◆ Exercise
Retype the lines between the one holding "Patent image size: (982, 594)." and the one holding "The ceiling 110 is at (138, 65).", inclusive, with no changes.
---
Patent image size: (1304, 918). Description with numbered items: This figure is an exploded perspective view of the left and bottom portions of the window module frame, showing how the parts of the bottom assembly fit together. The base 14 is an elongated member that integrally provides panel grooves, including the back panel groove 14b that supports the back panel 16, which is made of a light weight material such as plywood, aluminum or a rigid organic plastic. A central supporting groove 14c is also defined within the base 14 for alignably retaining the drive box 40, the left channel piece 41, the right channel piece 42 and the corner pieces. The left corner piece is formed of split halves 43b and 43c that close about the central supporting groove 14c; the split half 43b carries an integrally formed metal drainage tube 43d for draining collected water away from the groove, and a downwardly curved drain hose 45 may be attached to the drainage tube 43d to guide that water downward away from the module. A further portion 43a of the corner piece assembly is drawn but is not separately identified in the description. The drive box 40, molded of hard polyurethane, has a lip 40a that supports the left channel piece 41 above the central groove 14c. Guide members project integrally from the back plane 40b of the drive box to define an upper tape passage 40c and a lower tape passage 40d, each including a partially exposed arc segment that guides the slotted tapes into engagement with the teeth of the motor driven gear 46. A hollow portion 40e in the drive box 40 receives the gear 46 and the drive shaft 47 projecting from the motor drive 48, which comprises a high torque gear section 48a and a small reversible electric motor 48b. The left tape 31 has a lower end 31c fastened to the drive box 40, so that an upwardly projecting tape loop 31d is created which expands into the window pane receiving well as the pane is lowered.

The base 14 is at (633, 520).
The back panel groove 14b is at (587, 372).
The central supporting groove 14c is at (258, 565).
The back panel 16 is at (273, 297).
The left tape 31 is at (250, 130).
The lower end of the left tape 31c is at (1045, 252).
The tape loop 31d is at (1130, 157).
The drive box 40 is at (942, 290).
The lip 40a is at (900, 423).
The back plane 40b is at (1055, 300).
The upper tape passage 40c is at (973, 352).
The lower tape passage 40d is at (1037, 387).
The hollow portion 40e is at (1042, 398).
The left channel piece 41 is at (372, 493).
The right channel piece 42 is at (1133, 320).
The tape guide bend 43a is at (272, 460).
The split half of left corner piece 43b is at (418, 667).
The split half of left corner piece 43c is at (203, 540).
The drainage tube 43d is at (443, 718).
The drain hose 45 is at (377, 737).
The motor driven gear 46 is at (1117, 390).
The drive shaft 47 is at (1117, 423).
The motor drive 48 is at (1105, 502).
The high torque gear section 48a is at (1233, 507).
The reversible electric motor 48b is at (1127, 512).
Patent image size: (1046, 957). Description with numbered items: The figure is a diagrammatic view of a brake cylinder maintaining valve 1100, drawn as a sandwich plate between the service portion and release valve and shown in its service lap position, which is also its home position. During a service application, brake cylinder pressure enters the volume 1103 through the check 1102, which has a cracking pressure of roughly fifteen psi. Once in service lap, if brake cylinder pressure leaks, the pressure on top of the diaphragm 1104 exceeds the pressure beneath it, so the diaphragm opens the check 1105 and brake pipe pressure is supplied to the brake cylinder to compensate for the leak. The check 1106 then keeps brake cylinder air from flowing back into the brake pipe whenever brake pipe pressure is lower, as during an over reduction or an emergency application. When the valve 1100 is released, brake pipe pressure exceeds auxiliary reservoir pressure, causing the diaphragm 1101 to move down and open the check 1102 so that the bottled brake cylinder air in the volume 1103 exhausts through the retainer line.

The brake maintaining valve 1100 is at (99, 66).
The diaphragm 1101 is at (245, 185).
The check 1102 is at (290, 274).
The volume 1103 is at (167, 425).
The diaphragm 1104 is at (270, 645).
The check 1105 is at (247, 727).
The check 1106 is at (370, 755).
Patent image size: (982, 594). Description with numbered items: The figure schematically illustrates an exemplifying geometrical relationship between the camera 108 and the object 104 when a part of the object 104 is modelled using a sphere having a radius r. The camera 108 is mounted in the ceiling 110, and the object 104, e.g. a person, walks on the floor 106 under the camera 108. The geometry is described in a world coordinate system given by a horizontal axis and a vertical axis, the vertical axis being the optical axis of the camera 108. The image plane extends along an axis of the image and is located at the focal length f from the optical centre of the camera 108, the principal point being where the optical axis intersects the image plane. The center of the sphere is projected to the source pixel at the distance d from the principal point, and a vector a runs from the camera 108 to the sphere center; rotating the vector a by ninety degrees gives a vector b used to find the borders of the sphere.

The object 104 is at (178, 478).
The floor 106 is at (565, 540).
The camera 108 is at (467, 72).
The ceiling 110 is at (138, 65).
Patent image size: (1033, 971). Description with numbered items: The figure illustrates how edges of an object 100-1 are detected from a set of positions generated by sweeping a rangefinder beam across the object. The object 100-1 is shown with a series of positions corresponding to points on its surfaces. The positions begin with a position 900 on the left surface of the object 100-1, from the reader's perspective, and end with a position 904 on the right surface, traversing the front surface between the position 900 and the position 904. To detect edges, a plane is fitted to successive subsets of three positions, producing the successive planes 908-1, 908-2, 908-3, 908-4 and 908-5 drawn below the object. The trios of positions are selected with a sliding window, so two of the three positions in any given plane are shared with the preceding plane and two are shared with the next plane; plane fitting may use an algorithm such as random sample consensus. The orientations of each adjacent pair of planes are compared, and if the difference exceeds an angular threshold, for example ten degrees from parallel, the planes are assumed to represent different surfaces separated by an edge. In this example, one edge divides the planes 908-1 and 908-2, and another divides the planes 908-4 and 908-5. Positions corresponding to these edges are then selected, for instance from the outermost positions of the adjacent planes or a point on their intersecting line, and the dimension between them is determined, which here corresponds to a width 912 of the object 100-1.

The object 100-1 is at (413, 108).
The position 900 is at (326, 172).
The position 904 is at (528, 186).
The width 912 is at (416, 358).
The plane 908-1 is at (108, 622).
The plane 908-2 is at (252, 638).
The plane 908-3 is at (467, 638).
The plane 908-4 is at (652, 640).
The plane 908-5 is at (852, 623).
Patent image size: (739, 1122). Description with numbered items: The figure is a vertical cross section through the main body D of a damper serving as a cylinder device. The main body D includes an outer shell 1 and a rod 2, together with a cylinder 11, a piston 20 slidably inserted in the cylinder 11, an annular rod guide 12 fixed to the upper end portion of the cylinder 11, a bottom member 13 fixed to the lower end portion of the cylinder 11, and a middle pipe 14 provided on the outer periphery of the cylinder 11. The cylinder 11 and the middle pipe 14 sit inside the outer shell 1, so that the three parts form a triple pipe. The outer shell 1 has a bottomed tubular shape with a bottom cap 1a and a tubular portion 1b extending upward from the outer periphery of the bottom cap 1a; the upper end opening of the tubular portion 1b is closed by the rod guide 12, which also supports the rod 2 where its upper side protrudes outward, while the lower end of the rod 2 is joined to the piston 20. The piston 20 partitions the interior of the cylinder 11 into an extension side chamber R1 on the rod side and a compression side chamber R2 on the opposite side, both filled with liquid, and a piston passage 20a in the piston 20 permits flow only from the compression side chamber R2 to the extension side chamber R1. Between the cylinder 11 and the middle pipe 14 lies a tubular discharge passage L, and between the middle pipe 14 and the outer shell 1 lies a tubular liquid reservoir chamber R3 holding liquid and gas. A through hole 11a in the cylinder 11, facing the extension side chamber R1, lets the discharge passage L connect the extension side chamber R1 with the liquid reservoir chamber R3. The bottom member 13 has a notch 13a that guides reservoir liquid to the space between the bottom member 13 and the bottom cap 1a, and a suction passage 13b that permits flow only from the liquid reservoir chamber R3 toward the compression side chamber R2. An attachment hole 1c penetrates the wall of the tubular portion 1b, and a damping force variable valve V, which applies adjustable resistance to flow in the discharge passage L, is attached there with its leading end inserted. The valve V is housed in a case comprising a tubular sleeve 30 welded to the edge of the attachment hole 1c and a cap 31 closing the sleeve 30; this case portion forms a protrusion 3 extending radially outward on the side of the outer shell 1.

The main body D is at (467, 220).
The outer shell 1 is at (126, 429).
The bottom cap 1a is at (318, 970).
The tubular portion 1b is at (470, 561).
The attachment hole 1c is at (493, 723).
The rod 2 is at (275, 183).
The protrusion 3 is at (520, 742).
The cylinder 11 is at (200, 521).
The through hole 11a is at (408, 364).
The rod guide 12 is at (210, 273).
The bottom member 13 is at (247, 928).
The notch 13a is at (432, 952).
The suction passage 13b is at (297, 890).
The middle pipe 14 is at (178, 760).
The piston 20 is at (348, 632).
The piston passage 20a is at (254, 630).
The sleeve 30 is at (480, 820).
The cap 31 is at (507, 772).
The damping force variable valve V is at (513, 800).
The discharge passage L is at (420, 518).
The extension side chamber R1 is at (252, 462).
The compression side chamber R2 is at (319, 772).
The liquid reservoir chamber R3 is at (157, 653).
---
◆ Task output
Patent image size: (982, 594). Description with numbered items: The figure schematically illustrates an exemplifying geometrical relationship between the camera 108 and the object 104 when a part of the object 104 is modelled using a sphere having a radius r. The camera 108 is mounted in the ceiling 110, and the object 104, e.g. a person, walks on the floor 106 under the camera 108. The geometry is described in a world coordinate system given by a horizontal axis and a vertical axis, the vertical axis being the optical axis of the camera 108. The image plane extends along an axis of the image and is located at the focal length f from the optical centre of the camera 108, the principal point being where the optical axis intersects the image plane. The center of the sphere is projected to the source pixel at the distance d from the principal point, and a vector a runs from the camera 108 to the sphere center; rotating the vector a by ninety degrees gives a vector b used to find the borders of the sphere.

The object 104 is at (178, 478).
The floor 106 is at (565, 540).
The camera 108 is at (467, 72).
The ceiling 110 is at (138, 65).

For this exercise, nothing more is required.